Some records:
+---+
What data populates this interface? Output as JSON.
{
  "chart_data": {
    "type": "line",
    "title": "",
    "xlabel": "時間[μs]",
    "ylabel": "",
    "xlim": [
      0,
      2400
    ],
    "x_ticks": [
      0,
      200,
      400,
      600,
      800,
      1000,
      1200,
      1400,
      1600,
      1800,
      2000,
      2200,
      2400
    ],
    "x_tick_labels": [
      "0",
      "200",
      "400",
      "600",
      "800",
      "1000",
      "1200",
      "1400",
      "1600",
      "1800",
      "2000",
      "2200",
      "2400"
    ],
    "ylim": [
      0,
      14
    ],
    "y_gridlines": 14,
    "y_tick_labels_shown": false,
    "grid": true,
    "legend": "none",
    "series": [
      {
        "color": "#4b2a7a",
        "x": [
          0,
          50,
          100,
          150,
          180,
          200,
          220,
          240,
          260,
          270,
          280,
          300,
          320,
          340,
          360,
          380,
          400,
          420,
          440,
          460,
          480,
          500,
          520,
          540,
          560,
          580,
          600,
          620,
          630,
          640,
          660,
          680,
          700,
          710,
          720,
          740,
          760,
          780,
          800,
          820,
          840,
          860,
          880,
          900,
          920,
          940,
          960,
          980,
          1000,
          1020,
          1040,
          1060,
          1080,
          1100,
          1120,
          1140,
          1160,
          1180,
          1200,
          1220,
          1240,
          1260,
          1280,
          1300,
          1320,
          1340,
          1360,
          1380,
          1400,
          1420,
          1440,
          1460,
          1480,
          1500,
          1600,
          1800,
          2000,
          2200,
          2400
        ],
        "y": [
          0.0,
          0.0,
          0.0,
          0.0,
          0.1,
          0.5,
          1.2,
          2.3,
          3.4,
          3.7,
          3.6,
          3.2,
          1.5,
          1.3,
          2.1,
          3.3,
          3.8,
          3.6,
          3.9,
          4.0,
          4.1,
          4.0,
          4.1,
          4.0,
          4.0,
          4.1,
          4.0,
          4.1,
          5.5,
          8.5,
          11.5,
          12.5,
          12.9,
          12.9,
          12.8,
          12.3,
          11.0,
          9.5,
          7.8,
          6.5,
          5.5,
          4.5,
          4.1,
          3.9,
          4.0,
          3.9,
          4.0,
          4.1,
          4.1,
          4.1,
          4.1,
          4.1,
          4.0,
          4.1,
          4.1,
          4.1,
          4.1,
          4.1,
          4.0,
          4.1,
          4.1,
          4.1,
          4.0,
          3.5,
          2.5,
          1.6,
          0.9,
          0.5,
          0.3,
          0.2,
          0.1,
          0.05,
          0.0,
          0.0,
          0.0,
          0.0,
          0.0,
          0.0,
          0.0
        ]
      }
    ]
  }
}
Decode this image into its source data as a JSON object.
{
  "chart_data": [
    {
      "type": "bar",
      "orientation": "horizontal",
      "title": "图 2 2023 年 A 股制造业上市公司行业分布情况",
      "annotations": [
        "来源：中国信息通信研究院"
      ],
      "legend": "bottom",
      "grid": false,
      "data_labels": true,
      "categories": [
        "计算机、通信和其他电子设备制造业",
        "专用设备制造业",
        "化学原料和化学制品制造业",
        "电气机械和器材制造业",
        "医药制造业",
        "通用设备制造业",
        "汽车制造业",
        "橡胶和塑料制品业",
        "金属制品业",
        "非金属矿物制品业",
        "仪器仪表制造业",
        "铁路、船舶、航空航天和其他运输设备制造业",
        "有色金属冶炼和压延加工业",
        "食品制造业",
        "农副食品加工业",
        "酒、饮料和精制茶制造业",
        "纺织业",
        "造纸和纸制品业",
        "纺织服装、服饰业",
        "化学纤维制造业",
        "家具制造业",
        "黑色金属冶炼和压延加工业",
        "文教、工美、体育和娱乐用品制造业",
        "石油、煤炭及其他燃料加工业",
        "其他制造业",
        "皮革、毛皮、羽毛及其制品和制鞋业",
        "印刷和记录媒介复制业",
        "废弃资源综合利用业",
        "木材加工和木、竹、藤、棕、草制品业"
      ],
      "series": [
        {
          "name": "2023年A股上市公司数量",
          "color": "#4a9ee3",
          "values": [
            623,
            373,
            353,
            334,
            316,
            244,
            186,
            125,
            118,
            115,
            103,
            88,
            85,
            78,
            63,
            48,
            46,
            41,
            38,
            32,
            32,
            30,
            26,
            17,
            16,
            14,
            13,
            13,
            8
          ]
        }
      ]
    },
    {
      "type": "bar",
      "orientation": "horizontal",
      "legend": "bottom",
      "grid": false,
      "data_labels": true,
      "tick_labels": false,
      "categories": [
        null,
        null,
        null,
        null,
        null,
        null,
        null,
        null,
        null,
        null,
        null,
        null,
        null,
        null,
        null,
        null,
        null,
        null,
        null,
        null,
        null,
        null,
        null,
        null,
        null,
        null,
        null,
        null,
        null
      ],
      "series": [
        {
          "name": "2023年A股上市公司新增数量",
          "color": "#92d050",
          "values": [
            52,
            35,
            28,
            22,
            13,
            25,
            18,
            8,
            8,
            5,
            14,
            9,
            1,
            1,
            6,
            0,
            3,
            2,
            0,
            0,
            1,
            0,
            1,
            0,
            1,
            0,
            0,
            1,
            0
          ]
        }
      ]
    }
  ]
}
+---+
▶ **INSTRUCTION**:
Copy out all of the records above with nothing altered.

▶ **SOLUTION**:
What data populates this interface? Output as JSON.
{
  "chart_data": {
    "type": "line",
    "title": "",
    "xlabel": "時間[μs]",
    "ylabel": "",
    "xlim": [
      0,
      2400
    ],
    "x_ticks": [
      0,
      200,
      400,
      600,
      800,
      1000,
      1200,
      1400,
      1600,
      1800,
      2000,
      2200,
      2400
    ],
    "x_tick_labels": [
      "0",
      "200",
      "400",
      "600",
      "800",
      "1000",
      "1200",
      "1400",
      "1600",
      "1800",
      "2000",
      "2200",
      "2400"
    ],
    "ylim": [
      0,
      14
    ],
    "y_gridlines": 14,
    "y_tick_labels_shown": false,
    "grid": true,
    "legend": "none",
    "series": [
      {
        "color": "#4b2a7a",
        "x": [
          0,
          50,
          100,
          150,
          180,
          200,
          220,
          240,
          260,
          270,
          280,
          300,
          320,
          340,
          360,
          380,
          400,
          420,
          440,
          460,
          480,
          500,
          520,
          540,
          560,
          580,
          600,
          620,
          630,
          640,
          660,
          680,
          700,
          710,
          720,
          740,
          760,
          780,
          800,
          820,
          840,
          860,
          880,
          900,
          920,
          940,
          960,
          980,
          1000,
          1020,
          1040,
          1060,
          1080,
          1100,
          1120,
          1140,
          1160,
          1180,
          1200,
          1220,
          1240,
          1260,
          1280,
          1300,
          1320,
          1340,
          1360,
          1380,
          1400,
          1420,
          1440,
          1460,
          1480,
          1500,
          1600,
          1800,
          2000,
          2200,
          2400
        ],
        "y": [
          0.0,
          0.0,
          0.0,
          0.0,
          0.1,
          0.5,
          1.2,
          2.3,
          3.4,
          3.7,
          3.6,
          3.2,
          1.5,
          1.3,
          2.1,
          3.3,
          3.8,
          3.6,
          3.9,
          4.0,
          4.1,
          4.0,
          4.1,
          4.0,
          4.0,
          4.1,
          4.0,
          4.1,
          5.5,
          8.5,
          11.5,
          12.5,
          12.9,
          12.9,
          12.8,
          12.3,
          11.0,
          9.5,
          7.8,
          6.5,
          5.5,
          4.5,
          4.1,
          3.9,
          4.0,
          3.9,
          4.0,
          4.1,
          4.1,
          4.1,
          4.1,
          4.1,
          4.0,
          4.1,
          4.1,
          4.1,
          4.1,
          4.1,
          4.0,
          4.1,
          4.1,
          4.1,
          4.0,
          3.5,
          2.5,
          1.6,
          0.9,
          0.5,
          0.3,
          0.2,
          0.1,
          0.05,
          0.0,
          0.0,
          0.0,
          0.0,
          0.0,
          0.0,
          0.0
        ]
      }
    ]
  }
}
Decode this image into its source data as a JSON object.
{
  "chart_data": [
    {
      "type": "bar",
      "orientation": "horizontal",
      "title": "图 2 2023 年 A 股制造业上市公司行业分布情况",
      "annotations": [
        "来源：中国信息通信研究院"
      ],
      "legend": "bottom",
      "grid": false,
      "data_labels": true,
      "categories": [
        "计算机、通信和其他电子设备制造业",
        "专用设备制造业",
        "化学原料和化学制品制造业",
        "电气机械和器材制造业",
        "医药制造业",
        "通用设备制造业",
        "汽车制造业",
        "橡胶和塑料制品业",
        "金属制品业",
        "非金属矿物制品业",
        "仪器仪表制造业",
        "铁路、船舶、航空航天和其他运输设备制造业",
        "有色金属冶炼和压延加工业",
        "食品制造业",
        "农副食品加工业",
        "酒、饮料和精制茶制造业",
        "纺织业",
        "造纸和纸制品业",
        "纺织服装、服饰业",
        "化学纤维制造业",
        "家具制造业",
        "黑色金属冶炼和压延加工业",
        "文教、工美、体育和娱乐用品制造业",
        "石油、煤炭及其他燃料加工业",
        "其他制造业",
        "皮革、毛皮、羽毛及其制品和制鞋业",
        "印刷和记录媒介复制业",
        "废弃资源综合利用业",
        "木材加工和木、竹、藤、棕、草制品业"
      ],
      "series": [
        {
          "name": "2023年A股上市公司数量",
          "color": "#4a9ee3",
          "values": [
            623,
            373,
            353,
            334,
            316,
            244,
            186,
            125,
            118,
            115,
            103,
            88,
            85,
            78,
            63,
            48,
            46,
            41,
            38,
            32,
            32,
            30,
            26,
            17,
            16,
            14,
            13,
            13,
            8
          ]
        }
      ]
    },
    {
      "type": "bar",
      "orientation": "horizontal",
      "legend": "bottom",
      "grid": false,
      "data_labels": true,
      "tick_labels": false,
      "categories": [
        null,
        null,
        null,
        null,
        null,
        null,
        null,
        null,
        null,
        null,
        null,
        null,
        null,
        null,
        null,
        null,
        null,
        null,
        null,
        null,
        null,
        null,
        null,
        null,
        null,
        null,
        null,
        null,
        null
      ],
      "series": [
        {
          "name": "2023年A股上市公司新增数量",
          "color": "#92d050",
          "values": [
            52,
            35,
            28,
            22,
            13,
            25,
            18,
            8,
            8,
            5,
            14,
            9,
            1,
            1,
            6,
            0,
            3,
            2,
            0,
            0,
            1,
            0,
            1,
            0,
            1,
            0,
            0,
            1,
            0
          ]
        }
      ]
    }
  ]
}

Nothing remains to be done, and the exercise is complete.